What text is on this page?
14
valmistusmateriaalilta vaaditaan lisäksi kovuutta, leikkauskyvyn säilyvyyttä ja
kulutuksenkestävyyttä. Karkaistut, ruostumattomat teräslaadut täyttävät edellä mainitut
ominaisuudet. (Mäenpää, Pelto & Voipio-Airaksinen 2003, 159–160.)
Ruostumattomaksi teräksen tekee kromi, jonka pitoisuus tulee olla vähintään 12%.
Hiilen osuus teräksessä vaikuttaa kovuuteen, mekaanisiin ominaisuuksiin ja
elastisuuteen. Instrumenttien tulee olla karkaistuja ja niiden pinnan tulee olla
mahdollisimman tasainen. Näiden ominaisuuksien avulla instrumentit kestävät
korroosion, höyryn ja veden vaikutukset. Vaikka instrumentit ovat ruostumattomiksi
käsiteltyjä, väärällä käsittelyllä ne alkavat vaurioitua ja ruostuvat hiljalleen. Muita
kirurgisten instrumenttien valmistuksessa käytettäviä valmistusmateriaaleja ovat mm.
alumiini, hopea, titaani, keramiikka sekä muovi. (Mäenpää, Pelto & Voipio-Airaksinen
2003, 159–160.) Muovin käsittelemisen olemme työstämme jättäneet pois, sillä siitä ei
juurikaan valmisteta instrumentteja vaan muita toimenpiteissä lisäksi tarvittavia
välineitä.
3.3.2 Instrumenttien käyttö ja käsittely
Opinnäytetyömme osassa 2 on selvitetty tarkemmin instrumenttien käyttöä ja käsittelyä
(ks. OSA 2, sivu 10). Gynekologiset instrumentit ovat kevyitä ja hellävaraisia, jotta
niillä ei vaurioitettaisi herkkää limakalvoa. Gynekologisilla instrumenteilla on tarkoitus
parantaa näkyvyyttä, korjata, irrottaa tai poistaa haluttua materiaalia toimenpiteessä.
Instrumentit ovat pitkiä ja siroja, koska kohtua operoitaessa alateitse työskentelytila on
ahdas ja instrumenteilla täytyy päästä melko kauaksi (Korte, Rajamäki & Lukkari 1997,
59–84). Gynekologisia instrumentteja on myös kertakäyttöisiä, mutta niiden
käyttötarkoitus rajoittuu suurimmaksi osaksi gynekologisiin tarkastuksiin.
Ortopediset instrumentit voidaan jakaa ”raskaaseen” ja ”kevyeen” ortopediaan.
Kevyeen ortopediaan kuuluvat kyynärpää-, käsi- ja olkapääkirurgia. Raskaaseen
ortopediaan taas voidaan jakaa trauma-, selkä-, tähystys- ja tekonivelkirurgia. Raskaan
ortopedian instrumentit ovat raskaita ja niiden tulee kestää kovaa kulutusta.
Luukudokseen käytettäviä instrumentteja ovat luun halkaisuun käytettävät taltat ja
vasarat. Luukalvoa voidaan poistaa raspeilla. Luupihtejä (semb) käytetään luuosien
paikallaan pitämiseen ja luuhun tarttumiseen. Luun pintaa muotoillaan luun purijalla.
◇ ◇ ◇ ◇ ◇
**Aim**
Gather, from the listing above, every line carrying the word "Mäenpää".

**Output**
ominaisuudet. (Mäenpää, Pelto & Voipio-Airaksinen 2003, 159–160.)
alumiini, hopea, titaani, keramiikka sekä muovi. (Mäenpää, Pelto & Voipio-Airaksinen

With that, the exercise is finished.